- [GIVEN INFORMATION]:
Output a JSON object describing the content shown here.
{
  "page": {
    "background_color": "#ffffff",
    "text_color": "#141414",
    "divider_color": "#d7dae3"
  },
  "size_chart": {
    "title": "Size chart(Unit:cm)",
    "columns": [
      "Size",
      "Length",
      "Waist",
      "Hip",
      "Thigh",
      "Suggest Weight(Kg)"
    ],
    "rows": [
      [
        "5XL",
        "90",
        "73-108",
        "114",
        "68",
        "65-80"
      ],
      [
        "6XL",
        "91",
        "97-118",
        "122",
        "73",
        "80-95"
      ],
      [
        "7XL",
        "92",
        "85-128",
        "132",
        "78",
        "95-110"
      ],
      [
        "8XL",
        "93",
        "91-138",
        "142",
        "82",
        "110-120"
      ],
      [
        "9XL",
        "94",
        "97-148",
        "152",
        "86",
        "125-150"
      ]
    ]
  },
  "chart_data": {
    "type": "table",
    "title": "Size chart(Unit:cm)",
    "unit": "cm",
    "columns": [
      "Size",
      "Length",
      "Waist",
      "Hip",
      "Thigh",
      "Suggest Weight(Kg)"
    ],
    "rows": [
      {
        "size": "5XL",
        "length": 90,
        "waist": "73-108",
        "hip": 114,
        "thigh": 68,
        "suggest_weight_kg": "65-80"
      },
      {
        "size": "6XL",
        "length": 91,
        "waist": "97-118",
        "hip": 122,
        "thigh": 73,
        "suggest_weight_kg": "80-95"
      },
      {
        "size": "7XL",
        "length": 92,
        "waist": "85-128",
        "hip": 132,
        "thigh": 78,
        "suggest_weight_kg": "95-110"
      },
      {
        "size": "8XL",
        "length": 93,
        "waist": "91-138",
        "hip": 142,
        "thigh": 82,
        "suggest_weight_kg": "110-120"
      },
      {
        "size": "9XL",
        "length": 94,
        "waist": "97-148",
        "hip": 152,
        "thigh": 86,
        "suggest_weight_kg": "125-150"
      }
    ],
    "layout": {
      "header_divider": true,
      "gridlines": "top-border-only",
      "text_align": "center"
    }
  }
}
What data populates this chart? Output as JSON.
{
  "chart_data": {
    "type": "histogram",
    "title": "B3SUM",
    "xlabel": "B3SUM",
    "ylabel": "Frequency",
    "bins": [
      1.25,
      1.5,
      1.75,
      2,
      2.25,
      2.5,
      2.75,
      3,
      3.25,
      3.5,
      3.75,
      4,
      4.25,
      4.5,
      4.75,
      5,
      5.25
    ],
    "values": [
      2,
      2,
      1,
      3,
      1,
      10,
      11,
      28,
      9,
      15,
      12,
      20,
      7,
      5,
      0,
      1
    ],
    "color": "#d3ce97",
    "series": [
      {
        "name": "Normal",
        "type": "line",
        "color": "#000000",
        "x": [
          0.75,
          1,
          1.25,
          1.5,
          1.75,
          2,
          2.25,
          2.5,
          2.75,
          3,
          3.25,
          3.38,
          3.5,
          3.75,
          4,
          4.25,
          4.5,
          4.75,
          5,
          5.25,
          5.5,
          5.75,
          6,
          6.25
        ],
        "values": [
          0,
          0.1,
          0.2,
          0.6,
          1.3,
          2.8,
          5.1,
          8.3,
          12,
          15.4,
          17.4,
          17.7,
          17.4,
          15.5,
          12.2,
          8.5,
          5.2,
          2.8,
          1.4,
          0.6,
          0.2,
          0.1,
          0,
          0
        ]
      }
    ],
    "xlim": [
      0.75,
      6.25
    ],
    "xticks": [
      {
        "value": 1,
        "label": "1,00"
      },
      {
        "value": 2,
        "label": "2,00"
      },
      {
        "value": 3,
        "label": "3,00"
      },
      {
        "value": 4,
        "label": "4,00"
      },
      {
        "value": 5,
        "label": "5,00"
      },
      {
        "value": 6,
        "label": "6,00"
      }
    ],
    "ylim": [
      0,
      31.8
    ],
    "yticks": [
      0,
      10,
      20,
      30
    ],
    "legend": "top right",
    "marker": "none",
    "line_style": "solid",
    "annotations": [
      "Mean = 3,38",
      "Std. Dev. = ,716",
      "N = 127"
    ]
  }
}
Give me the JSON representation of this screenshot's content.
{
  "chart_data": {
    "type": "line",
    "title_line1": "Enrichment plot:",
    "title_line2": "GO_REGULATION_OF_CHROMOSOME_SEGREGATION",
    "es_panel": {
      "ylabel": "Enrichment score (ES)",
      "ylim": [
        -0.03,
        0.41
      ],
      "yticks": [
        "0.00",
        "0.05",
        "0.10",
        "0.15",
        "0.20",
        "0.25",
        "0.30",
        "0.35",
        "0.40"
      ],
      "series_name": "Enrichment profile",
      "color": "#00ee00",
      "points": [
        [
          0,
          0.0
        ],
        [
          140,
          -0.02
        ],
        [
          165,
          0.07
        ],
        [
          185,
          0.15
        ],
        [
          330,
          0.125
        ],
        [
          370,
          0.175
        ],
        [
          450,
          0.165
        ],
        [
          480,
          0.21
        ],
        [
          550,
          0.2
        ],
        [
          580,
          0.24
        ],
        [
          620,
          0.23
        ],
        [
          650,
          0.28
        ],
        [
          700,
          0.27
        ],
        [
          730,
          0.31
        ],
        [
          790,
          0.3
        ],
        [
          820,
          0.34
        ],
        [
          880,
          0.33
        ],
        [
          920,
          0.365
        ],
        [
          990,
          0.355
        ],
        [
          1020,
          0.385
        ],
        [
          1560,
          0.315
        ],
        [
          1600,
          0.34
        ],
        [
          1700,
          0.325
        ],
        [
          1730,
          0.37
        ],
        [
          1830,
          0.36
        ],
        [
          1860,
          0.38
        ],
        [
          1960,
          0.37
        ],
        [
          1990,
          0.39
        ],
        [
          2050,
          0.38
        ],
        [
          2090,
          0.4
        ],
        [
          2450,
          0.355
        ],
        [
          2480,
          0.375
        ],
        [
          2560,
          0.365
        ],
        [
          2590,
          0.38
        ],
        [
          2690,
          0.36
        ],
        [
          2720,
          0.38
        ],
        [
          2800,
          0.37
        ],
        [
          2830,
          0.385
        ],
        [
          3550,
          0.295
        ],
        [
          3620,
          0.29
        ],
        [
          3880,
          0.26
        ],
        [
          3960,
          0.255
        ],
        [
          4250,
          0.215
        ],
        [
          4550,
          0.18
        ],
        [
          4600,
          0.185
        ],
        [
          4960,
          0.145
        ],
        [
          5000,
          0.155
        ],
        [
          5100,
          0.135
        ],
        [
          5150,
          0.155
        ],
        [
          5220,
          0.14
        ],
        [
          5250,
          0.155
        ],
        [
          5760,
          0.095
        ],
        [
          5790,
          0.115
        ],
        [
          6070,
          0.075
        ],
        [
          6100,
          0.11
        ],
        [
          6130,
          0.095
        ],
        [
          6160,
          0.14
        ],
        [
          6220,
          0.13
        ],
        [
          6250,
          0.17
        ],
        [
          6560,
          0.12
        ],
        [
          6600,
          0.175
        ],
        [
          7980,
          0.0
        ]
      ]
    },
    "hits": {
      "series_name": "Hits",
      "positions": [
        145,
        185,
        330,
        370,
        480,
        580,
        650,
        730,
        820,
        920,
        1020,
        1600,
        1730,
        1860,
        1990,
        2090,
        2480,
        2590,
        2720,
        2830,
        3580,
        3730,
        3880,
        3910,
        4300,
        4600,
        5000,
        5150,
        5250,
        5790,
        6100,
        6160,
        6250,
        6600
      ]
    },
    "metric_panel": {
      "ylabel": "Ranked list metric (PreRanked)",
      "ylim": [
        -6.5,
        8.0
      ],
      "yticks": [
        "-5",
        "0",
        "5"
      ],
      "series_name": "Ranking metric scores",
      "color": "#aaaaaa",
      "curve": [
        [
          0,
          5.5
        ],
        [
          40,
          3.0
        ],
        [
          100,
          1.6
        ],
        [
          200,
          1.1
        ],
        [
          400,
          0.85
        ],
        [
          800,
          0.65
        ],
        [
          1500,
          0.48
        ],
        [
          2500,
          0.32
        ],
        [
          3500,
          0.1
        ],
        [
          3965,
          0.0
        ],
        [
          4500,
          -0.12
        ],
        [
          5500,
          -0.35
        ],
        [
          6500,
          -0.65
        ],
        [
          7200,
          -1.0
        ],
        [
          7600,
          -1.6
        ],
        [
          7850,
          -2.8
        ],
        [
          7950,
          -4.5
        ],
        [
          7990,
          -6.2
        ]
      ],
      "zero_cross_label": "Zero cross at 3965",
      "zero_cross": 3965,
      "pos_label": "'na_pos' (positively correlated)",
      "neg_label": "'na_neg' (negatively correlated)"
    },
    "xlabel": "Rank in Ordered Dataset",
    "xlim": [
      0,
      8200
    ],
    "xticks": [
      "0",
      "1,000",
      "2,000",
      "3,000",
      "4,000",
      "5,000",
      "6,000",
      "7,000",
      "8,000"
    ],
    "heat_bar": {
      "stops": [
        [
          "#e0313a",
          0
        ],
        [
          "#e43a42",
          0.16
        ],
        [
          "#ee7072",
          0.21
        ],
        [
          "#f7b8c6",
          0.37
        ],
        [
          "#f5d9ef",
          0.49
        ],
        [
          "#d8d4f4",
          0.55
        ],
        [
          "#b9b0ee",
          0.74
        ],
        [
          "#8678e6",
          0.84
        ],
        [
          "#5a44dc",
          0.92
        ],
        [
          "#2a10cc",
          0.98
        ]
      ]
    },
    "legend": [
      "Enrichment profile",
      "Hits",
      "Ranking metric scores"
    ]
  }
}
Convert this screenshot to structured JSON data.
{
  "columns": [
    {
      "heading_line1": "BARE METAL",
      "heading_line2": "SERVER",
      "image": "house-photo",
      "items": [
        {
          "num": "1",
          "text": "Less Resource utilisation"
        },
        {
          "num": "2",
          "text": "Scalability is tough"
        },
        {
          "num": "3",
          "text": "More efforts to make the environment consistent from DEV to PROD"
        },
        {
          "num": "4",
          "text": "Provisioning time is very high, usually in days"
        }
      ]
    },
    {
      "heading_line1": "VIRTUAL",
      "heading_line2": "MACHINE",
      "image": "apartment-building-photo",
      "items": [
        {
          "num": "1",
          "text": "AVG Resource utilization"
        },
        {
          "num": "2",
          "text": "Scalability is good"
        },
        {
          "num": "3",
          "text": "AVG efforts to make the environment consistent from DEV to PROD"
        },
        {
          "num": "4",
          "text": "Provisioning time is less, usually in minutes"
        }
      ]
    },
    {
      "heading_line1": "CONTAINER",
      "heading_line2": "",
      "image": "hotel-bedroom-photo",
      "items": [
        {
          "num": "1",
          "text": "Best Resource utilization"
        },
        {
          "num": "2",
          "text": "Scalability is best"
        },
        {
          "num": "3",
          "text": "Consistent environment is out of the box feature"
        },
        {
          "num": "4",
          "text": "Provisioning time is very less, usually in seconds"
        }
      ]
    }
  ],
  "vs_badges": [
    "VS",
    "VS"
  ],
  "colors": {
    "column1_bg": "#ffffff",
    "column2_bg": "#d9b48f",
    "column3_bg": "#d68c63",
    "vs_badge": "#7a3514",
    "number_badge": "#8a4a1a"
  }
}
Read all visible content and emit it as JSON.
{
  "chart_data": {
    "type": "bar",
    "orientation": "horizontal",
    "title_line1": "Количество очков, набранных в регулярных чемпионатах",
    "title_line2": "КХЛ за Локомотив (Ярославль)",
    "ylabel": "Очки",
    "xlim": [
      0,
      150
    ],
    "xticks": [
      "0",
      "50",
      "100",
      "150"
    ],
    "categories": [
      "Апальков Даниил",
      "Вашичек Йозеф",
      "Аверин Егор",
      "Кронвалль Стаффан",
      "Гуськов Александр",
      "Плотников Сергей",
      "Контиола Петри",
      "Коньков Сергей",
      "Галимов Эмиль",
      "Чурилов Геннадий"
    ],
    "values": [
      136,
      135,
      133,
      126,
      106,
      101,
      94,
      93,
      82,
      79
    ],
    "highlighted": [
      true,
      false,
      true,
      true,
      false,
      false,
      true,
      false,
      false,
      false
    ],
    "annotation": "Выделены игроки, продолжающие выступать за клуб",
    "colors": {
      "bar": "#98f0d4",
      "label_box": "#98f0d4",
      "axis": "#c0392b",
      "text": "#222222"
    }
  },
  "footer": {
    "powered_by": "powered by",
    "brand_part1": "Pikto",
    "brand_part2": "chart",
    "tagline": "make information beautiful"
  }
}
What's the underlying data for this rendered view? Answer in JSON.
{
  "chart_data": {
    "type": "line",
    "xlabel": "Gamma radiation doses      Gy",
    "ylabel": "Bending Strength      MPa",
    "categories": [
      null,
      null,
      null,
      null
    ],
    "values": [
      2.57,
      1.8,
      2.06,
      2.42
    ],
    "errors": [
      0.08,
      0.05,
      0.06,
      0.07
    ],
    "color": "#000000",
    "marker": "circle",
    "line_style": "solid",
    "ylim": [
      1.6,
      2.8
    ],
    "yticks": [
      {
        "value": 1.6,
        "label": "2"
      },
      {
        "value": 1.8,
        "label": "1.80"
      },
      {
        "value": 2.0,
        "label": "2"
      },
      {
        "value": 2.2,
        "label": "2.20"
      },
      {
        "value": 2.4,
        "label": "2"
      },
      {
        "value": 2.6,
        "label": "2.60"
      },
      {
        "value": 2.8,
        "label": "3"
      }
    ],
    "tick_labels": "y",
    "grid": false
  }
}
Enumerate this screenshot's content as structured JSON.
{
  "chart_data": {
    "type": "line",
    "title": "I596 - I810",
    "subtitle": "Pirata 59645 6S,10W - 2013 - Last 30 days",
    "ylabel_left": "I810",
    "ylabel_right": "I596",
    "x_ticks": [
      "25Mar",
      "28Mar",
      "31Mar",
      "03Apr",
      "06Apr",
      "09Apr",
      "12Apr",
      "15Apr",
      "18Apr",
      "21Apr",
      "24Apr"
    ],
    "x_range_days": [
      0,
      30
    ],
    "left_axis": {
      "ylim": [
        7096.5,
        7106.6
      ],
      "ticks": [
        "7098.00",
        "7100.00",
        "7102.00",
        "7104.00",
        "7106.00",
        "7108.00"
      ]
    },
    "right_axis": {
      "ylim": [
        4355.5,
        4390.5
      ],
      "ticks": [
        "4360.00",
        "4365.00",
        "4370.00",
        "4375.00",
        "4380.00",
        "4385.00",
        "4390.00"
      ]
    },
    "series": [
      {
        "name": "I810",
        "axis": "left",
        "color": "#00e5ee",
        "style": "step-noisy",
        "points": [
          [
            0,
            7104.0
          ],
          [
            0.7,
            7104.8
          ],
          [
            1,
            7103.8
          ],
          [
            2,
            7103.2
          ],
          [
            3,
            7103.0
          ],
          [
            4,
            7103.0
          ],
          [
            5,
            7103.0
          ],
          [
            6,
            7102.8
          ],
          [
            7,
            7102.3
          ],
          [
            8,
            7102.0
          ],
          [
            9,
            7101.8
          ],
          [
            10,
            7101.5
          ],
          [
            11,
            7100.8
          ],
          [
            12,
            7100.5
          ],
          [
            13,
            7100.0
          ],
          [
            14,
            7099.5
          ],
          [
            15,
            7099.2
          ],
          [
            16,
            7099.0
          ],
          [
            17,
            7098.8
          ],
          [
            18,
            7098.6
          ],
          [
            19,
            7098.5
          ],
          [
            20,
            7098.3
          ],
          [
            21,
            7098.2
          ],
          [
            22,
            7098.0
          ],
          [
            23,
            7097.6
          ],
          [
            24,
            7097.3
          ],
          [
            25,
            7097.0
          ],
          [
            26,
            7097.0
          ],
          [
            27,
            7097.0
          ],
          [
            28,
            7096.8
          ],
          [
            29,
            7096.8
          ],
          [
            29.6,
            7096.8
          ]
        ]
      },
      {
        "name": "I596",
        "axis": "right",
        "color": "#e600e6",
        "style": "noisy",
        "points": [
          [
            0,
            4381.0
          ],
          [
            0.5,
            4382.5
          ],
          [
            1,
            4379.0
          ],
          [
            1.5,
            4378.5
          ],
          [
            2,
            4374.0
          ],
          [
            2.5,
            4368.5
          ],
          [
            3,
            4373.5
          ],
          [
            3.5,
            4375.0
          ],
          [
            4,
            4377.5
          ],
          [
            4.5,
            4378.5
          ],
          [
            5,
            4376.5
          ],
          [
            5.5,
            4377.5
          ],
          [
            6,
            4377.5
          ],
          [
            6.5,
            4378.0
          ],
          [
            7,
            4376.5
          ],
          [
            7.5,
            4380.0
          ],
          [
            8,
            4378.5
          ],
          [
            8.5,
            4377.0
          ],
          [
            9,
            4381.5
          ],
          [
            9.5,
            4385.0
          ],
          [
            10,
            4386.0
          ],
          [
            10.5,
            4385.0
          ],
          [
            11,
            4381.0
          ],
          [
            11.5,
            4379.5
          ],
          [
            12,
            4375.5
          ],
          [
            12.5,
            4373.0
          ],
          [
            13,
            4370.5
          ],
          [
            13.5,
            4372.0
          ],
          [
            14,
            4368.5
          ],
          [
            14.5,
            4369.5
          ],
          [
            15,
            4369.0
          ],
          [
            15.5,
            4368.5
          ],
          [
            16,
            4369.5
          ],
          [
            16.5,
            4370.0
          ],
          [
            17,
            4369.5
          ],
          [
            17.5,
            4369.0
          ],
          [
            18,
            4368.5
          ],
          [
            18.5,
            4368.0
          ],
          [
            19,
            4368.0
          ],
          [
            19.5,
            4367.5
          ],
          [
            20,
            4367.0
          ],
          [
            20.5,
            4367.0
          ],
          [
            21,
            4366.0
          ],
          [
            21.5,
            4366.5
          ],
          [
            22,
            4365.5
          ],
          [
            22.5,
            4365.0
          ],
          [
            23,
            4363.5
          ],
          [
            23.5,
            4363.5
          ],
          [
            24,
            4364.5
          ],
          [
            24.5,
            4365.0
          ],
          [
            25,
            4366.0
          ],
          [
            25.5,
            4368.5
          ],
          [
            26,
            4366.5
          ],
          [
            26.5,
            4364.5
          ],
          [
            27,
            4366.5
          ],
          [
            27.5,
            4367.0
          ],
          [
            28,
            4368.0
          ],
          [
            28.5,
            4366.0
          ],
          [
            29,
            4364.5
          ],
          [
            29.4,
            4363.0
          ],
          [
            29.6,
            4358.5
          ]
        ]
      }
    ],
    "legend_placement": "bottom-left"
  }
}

- [EXERCISE TASK]: Among the entries above, how many lines include the word "scores"? Give the number with no comment.

- [REPLY]: 2